Objective
Retype the complete listing exactly as it appears.

|---|

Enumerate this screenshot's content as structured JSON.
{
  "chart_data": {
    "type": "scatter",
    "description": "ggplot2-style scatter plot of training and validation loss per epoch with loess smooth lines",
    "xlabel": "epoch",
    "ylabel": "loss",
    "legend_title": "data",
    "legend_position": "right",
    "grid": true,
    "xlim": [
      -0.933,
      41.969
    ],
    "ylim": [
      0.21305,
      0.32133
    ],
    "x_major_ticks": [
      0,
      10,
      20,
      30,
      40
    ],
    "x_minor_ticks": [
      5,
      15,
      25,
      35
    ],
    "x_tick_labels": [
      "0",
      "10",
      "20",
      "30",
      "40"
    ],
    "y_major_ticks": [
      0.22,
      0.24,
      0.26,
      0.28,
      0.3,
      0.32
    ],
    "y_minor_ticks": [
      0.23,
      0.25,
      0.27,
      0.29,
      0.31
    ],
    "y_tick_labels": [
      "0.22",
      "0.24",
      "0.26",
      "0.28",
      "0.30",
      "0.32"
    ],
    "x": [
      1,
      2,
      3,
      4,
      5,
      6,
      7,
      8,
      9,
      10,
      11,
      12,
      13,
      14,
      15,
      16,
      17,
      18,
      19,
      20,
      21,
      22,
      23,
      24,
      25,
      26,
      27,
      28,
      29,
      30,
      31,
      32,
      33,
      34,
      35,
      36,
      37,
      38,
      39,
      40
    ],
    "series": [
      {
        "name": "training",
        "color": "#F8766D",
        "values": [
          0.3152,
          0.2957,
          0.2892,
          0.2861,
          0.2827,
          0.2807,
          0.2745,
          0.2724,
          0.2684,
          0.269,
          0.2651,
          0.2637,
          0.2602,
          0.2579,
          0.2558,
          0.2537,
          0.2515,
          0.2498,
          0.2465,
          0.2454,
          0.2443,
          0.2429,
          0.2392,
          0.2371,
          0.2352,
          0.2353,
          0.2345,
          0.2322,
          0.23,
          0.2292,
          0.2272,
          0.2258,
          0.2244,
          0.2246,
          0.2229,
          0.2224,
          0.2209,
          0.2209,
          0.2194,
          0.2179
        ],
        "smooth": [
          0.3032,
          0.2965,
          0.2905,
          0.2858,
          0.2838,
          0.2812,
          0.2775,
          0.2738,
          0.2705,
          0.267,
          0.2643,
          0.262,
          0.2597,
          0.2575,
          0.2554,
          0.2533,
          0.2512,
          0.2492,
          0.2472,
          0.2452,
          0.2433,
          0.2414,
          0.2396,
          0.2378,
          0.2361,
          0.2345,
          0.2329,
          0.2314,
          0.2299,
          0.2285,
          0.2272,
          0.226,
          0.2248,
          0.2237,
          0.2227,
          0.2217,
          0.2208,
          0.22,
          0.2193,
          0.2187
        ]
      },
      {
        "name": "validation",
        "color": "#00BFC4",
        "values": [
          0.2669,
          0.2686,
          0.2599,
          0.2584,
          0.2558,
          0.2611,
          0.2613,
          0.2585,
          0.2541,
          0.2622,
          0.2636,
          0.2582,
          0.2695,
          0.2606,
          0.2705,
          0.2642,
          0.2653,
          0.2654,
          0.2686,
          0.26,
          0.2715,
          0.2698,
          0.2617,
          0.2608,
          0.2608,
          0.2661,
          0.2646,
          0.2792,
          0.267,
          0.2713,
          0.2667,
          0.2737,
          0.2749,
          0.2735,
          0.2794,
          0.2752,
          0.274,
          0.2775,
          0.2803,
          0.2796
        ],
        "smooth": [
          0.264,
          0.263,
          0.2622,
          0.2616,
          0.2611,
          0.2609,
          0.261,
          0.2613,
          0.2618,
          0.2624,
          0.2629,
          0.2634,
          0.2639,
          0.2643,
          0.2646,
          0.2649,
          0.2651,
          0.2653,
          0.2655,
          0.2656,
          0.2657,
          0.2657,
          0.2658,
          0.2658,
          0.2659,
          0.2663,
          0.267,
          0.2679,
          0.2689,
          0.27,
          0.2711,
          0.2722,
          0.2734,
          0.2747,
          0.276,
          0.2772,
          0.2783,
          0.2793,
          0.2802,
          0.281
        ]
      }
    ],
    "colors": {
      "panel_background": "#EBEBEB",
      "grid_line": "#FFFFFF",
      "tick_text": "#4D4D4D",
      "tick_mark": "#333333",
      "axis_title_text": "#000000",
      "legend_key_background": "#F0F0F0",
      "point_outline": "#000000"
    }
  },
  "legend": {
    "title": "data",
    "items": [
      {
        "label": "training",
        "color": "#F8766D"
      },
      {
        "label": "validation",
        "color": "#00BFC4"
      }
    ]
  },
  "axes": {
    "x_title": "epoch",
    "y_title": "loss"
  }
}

|---|

Task response
Enumerate this screenshot's content as structured JSON.
{
  "chart_data": {
    "type": "scatter",
    "description": "ggplot2-style scatter plot of training and validation loss per epoch with loess smooth lines",
    "xlabel": "epoch",
    "ylabel": "loss",
    "legend_title": "data",
    "legend_position": "right",
    "grid": true,
    "xlim": [
      -0.933,
      41.969
    ],
    "ylim": [
      0.21305,
      0.32133
    ],
    "x_major_ticks": [
      0,
      10,
      20,
      30,
      40
    ],
    "x_minor_ticks": [
      5,
      15,
      25,
      35
    ],
    "x_tick_labels": [
      "0",
      "10",
      "20",
      "30",
      "40"
    ],
    "y_major_ticks": [
      0.22,
      0.24,
      0.26,
      0.28,
      0.3,
      0.32
    ],
    "y_minor_ticks": [
      0.23,
      0.25,
      0.27,
      0.29,
      0.31
    ],
    "y_tick_labels": [
      "0.22",
      "0.24",
      "0.26",
      "0.28",
      "0.30",
      "0.32"
    ],
    "x": [
      1,
      2,
      3,
      4,
      5,
      6,
      7,
      8,
      9,
      10,
      11,
      12,
      13,
      14,
      15,
      16,
      17,
      18,
      19,
      20,
      21,
      22,
      23,
      24,
      25,
      26,
      27,
      28,
      29,
      30,
      31,
      32,
      33,
      34,
      35,
      36,
      37,
      38,
      39,
      40
    ],
    "series": [
      {
        "name": "training",
        "color": "#F8766D",
        "values": [
          0.3152,
          0.2957,
          0.2892,
          0.2861,
          0.2827,
          0.2807,
          0.2745,
          0.2724,
          0.2684,
          0.269,
          0.2651,
          0.2637,
          0.2602,
          0.2579,
          0.2558,
          0.2537,
          0.2515,
          0.2498,
          0.2465,
          0.2454,
          0.2443,
          0.2429,
          0.2392,
          0.2371,
          0.2352,
          0.2353,
          0.2345,
          0.2322,
          0.23,
          0.2292,
          0.2272,
          0.2258,
          0.2244,
          0.2246,
          0.2229,
          0.2224,
          0.2209,
          0.2209,
          0.2194,
          0.2179
        ],
        "smooth": [
          0.3032,
          0.2965,
          0.2905,
          0.2858,
          0.2838,
          0.2812,
          0.2775,
          0.2738,
          0.2705,
          0.267,
          0.2643,
          0.262,
          0.2597,
          0.2575,
          0.2554,
          0.2533,
          0.2512,
          0.2492,
          0.2472,
          0.2452,
          0.2433,
          0.2414,
          0.2396,
          0.2378,
          0.2361,
          0.2345,
          0.2329,
          0.2314,
          0.2299,
          0.2285,
          0.2272,
          0.226,
          0.2248,
          0.2237,
          0.2227,
          0.2217,
          0.2208,
          0.22,
          0.2193,
          0.2187
        ]
      },
      {
        "name": "validation",
        "color": "#00BFC4",
        "values": [
          0.2669,
          0.2686,
          0.2599,
          0.2584,
          0.2558,
          0.2611,
          0.2613,
          0.2585,
          0.2541,
          0.2622,
          0.2636,
          0.2582,
          0.2695,
          0.2606,
          0.2705,
          0.2642,
          0.2653,
          0.2654,
          0.2686,
          0.26,
          0.2715,
          0.2698,
          0.2617,
          0.2608,
          0.2608,
          0.2661,
          0.2646,
          0.2792,
          0.267,
          0.2713,
          0.2667,
          0.2737,
          0.2749,
          0.2735,
          0.2794,
          0.2752,
          0.274,
          0.2775,
          0.2803,
          0.2796
        ],
        "smooth": [
          0.264,
          0.263,
          0.2622,
          0.2616,
          0.2611,
          0.2609,
          0.261,
          0.2613,
          0.2618,
          0.2624,
          0.2629,
          0.2634,
          0.2639,
          0.2643,
          0.2646,
          0.2649,
          0.2651,
          0.2653,
          0.2655,
          0.2656,
          0.2657,
          0.2657,
          0.2658,
          0.2658,
          0.2659,
          0.2663,
          0.267,
          0.2679,
          0.2689,
          0.27,
          0.2711,
          0.2722,
          0.2734,
          0.2747,
          0.276,
          0.2772,
          0.2783,
          0.2793,
          0.2802,
          0.281
        ]
      }
    ],
    "colors": {
      "panel_background": "#EBEBEB",
      "grid_line": "#FFFFFF",
      "tick_text": "#4D4D4D",
      "tick_mark": "#333333",
      "axis_title_text": "#000000",
      "legend_key_background": "#F0F0F0",
      "point_outline": "#000000"
    }
  },
  "legend": {
    "title": "data",
    "items": [
      {
        "label": "training",
        "color": "#F8766D"
      },
      {
        "label": "validation",
        "color": "#00BFC4"
      }
    ]
  },
  "axes": {
    "x_title": "epoch",
    "y_title": "loss"
  }
}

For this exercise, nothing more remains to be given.